===== Dataset

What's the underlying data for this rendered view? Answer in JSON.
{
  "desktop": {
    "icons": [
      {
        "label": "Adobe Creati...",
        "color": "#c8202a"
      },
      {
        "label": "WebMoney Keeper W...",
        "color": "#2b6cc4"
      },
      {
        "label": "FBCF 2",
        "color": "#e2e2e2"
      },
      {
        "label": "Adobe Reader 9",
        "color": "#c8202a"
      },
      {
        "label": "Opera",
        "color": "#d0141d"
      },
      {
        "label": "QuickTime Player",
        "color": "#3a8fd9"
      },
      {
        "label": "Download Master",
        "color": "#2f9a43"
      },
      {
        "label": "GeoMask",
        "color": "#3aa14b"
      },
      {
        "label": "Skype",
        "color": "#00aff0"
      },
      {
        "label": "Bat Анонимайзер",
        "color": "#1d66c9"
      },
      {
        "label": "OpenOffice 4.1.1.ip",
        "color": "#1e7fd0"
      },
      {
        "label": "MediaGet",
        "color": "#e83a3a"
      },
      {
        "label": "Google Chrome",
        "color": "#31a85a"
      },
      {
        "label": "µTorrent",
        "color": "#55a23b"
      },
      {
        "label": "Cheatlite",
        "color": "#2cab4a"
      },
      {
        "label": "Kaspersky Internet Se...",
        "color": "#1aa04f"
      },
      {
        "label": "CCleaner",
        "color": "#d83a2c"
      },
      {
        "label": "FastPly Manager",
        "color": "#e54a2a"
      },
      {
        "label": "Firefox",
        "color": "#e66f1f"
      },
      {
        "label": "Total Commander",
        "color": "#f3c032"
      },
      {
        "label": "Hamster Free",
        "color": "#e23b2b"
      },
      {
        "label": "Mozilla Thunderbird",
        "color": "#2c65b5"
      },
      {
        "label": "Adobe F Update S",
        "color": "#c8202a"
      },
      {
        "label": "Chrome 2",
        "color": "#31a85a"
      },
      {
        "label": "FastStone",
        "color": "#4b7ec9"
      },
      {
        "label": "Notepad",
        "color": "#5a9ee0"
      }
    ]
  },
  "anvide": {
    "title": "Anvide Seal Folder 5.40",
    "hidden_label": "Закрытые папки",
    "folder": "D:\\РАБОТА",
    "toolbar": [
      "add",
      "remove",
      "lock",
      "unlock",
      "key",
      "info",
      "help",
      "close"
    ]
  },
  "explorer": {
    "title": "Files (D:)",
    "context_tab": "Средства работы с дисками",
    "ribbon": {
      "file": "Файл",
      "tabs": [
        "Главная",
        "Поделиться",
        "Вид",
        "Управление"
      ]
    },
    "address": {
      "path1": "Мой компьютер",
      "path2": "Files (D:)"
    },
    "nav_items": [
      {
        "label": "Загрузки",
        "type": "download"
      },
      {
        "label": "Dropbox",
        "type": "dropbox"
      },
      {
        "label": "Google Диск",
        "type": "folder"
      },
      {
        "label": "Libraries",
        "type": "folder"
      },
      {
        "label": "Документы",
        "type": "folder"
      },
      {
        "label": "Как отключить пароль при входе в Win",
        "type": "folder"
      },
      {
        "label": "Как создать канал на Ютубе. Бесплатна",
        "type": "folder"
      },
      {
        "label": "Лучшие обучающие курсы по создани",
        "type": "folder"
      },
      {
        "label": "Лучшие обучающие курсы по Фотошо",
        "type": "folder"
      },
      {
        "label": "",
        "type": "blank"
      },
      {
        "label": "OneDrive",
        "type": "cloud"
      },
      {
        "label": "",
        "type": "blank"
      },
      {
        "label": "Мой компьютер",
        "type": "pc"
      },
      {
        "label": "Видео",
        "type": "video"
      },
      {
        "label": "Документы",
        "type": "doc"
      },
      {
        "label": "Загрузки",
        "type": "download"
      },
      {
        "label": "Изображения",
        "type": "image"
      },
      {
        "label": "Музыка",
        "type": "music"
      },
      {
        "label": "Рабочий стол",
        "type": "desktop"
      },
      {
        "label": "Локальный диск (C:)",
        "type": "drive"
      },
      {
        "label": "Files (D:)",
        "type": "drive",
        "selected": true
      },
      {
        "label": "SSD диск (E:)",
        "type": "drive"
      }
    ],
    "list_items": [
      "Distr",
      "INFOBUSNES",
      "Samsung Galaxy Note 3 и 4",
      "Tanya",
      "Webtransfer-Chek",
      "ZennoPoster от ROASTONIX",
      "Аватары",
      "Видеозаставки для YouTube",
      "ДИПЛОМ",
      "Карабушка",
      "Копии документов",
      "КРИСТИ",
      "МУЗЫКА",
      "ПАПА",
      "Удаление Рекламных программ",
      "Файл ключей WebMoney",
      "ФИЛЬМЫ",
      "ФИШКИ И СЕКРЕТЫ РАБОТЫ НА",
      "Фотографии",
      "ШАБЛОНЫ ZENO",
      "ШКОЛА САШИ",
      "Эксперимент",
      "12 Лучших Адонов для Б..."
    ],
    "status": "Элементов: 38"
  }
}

==========

### Written exercise
Produce an exact copy of all the records.

### Exercise answer
What's the underlying data for this rendered view? Answer in JSON.
{
  "desktop": {
    "icons": [
      {
        "label": "Adobe Creati...",
        "color": "#c8202a"
      },
      {
        "label": "WebMoney Keeper W...",
        "color": "#2b6cc4"
      },
      {
        "label": "FBCF 2",
        "color": "#e2e2e2"
      },
      {
        "label": "Adobe Reader 9",
        "color": "#c8202a"
      },
      {
        "label": "Opera",
        "color": "#d0141d"
      },
      {
        "label": "QuickTime Player",
        "color": "#3a8fd9"
      },
      {
        "label": "Download Master",
        "color": "#2f9a43"
      },
      {
        "label": "GeoMask",
        "color": "#3aa14b"
      },
      {
        "label": "Skype",
        "color": "#00aff0"
      },
      {
        "label": "Bat Анонимайзер",
        "color": "#1d66c9"
      },
      {
        "label": "OpenOffice 4.1.1.ip",
        "color": "#1e7fd0"
      },
      {
        "label": "MediaGet",
        "color": "#e83a3a"
      },
      {
        "label": "Google Chrome",
        "color": "#31a85a"
      },
      {
        "label": "µTorrent",
        "color": "#55a23b"
      },
      {
        "label": "Cheatlite",
        "color": "#2cab4a"
      },
      {
        "label": "Kaspersky Internet Se...",
        "color": "#1aa04f"
      },
      {
        "label": "CCleaner",
        "color": "#d83a2c"
      },
      {
        "label": "FastPly Manager",
        "color": "#e54a2a"
      },
      {
        "label": "Firefox",
        "color": "#e66f1f"
      },
      {
        "label": "Total Commander",
        "color": "#f3c032"
      },
      {
        "label": "Hamster Free",
        "color": "#e23b2b"
      },
      {
        "label": "Mozilla Thunderbird",
        "color": "#2c65b5"
      },
      {
        "label": "Adobe F Update S",
        "color": "#c8202a"
      },
      {
        "label": "Chrome 2",
        "color": "#31a85a"
      },
      {
        "label": "FastStone",
        "color": "#4b7ec9"
      },
      {
        "label": "Notepad",
        "color": "#5a9ee0"
      }
    ]
  },
  "anvide": {
    "title": "Anvide Seal Folder 5.40",
    "hidden_label": "Закрытые папки",
    "folder": "D:\\РАБОТА",
    "toolbar": [
      "add",
      "remove",
      "lock",
      "unlock",
      "key",
      "info",
      "help",
      "close"
    ]
  },
  "explorer": {
    "title": "Files (D:)",
    "context_tab": "Средства работы с дисками",
    "ribbon": {
      "file": "Файл",
      "tabs": [
        "Главная",
        "Поделиться",
        "Вид",
        "Управление"
      ]
    },
    "address": {
      "path1": "Мой компьютер",
      "path2": "Files (D:)"
    },
    "nav_items": [
      {
        "label": "Загрузки",
        "type": "download"
      },
      {
        "label": "Dropbox",
        "type": "dropbox"
      },
      {
        "label": "Google Диск",
        "type": "folder"
      },
      {
        "label": "Libraries",
        "type": "folder"
      },
      {
        "label": "Документы",
        "type": "folder"
      },
      {
        "label": "Как отключить пароль при входе в Win",
        "type": "folder"
      },
      {
        "label": "Как создать канал на Ютубе. Бесплатна",
        "type": "folder"
      },
      {
        "label": "Лучшие обучающие курсы по создани",
        "type": "folder"
      },
      {
        "label": "Лучшие обучающие курсы по Фотошо",
        "type": "folder"
      },
      {
        "label": "",
        "type": "blank"
      },
      {
        "label": "OneDrive",
        "type": "cloud"
      },
      {
        "label": "",
        "type": "blank"
      },
      {
        "label": "Мой компьютер",
        "type": "pc"
      },
      {
        "label": "Видео",
        "type": "video"
      },
      {
        "label": "Документы",
        "type": "doc"
      },
      {
        "label": "Загрузки",
        "type": "download"
      },
      {
        "label": "Изображения",
        "type": "image"
      },
      {
        "label": "Музыка",
        "type": "music"
      },
      {
        "label": "Рабочий стол",
        "type": "desktop"
      },
      {
        "label": "Локальный диск (C:)",
        "type": "drive"
      },
      {
        "label": "Files (D:)",
        "type": "drive",
        "selected": true
      },
      {
        "label": "SSD диск (E:)",
        "type": "drive"
      }
    ],
    "list_items": [
      "Distr",
      "INFOBUSNES",
      "Samsung Galaxy Note 3 и 4",
      "Tanya",
      "Webtransfer-Chek",
      "ZennoPoster от ROASTONIX",
      "Аватары",
      "Видеозаставки для YouTube",
      "ДИПЛОМ",
      "Карабушка",
      "Копии документов",
      "КРИСТИ",
      "МУЗЫКА",
      "ПАПА",
      "Удаление Рекламных программ",
      "Файл ключей WebMoney",
      "ФИЛЬМЫ",
      "ФИШКИ И СЕКРЕТЫ РАБОТЫ НА",
      "Фотографии",
      "ШАБЛОНЫ ZENO",
      "ШКОЛА САШИ",
      "Эксперимент",
      "12 Лучших Адонов для Б..."
    ],
    "status": "Элементов: 38"
  }
}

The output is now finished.